--- Data supplied ---
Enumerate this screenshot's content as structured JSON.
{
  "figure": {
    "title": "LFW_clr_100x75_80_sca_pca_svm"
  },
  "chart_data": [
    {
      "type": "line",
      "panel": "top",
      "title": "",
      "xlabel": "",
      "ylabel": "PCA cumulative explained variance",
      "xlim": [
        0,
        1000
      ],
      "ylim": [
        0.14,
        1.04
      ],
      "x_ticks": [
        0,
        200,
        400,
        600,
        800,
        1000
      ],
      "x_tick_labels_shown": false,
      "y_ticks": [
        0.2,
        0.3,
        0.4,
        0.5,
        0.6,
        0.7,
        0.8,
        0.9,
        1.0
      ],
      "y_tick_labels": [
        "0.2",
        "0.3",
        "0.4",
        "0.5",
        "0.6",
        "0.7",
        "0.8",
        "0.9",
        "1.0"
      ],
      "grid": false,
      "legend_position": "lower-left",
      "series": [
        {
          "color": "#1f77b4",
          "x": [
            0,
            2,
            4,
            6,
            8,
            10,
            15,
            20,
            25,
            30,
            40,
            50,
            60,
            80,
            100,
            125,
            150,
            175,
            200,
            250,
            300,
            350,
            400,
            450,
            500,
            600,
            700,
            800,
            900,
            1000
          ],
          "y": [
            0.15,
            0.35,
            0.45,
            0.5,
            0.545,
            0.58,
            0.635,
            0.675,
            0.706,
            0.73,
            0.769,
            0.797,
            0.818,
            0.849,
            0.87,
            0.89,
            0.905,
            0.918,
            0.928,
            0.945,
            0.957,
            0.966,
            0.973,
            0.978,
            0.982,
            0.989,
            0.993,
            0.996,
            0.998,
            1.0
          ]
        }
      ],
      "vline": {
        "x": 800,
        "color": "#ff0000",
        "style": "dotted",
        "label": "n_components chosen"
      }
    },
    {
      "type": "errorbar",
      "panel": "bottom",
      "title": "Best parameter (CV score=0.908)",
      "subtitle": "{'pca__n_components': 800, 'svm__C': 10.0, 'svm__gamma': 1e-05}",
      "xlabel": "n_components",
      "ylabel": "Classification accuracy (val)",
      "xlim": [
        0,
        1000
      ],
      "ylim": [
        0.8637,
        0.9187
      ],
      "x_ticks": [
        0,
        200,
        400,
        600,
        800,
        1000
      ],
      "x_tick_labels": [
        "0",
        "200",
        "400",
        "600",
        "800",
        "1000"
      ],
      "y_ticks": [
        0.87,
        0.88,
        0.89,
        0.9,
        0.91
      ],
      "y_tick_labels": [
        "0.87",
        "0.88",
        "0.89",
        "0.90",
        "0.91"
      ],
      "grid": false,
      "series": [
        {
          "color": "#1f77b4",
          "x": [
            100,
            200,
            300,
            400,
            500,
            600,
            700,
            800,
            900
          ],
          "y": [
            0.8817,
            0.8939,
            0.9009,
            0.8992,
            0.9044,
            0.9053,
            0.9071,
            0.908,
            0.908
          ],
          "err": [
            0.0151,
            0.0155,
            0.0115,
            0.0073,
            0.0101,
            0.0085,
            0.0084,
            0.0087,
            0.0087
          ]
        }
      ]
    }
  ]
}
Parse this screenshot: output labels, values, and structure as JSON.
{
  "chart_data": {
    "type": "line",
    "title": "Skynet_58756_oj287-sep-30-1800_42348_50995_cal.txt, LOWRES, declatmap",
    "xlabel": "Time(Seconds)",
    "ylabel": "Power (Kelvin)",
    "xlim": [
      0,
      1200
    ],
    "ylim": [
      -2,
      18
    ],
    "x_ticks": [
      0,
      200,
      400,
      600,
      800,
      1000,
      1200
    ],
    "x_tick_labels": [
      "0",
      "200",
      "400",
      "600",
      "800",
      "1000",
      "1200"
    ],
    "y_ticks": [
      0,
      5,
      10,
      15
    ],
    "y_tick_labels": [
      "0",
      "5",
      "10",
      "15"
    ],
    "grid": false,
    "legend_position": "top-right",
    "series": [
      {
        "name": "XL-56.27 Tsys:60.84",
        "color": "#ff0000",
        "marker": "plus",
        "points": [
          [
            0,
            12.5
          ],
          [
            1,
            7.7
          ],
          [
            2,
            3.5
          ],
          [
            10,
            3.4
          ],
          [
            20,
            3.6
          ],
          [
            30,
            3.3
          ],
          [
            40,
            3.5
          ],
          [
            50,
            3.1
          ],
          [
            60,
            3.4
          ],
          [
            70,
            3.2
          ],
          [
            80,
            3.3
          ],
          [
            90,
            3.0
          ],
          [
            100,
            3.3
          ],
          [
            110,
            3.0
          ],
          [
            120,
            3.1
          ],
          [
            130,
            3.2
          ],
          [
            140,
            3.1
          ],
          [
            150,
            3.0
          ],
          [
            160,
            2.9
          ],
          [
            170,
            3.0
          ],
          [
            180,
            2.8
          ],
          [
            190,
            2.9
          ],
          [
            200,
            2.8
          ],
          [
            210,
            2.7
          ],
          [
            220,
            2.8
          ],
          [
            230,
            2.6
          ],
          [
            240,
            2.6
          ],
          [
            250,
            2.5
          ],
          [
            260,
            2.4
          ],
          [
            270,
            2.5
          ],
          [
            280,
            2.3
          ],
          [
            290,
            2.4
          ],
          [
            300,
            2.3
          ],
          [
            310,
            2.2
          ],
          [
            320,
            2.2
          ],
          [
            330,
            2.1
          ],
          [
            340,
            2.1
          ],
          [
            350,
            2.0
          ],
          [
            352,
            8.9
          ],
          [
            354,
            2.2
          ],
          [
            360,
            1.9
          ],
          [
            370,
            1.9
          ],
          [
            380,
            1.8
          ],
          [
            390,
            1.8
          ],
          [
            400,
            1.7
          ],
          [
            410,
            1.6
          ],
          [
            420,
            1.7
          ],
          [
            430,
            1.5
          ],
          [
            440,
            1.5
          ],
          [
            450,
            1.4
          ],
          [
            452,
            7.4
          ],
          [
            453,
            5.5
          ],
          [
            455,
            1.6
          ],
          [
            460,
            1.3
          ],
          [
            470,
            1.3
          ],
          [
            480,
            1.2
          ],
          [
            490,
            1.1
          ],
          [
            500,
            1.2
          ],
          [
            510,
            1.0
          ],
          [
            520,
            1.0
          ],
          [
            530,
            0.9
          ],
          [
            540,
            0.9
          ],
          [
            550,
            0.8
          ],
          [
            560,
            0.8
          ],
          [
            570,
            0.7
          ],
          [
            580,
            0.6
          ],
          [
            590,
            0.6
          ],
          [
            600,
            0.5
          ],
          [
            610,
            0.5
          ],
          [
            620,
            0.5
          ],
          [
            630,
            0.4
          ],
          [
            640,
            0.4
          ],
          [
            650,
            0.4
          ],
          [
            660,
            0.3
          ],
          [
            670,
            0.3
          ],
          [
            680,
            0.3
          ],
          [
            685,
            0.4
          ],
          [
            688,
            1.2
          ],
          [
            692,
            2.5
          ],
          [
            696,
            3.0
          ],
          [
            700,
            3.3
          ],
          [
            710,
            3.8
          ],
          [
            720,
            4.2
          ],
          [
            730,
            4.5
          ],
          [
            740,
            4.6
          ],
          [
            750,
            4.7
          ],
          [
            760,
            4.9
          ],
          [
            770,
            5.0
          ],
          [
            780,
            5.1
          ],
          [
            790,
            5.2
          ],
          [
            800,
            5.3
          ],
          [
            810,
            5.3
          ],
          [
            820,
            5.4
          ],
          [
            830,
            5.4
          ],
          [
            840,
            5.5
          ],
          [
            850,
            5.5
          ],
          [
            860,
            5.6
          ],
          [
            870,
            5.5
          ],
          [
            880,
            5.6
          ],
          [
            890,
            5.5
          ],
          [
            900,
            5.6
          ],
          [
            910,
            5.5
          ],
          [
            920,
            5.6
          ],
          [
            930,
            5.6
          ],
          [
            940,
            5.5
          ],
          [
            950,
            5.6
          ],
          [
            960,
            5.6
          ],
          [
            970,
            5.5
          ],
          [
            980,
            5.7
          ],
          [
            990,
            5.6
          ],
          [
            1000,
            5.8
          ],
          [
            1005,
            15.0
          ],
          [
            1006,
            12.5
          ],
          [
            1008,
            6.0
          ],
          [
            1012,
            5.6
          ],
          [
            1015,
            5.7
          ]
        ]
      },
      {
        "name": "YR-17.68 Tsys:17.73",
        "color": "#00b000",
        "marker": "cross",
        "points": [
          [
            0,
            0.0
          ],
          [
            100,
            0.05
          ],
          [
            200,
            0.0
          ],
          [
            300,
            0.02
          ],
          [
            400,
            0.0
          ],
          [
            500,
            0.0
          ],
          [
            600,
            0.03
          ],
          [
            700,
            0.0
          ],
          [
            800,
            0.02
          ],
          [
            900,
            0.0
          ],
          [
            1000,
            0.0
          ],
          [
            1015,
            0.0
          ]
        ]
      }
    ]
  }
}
---
Job. Search the data above for the word "false", then gather each line in which it appears.

Solution to the problem.
      "x_tick_labels_shown": false,
      "grid": false,
      "grid": false,
    "grid": false,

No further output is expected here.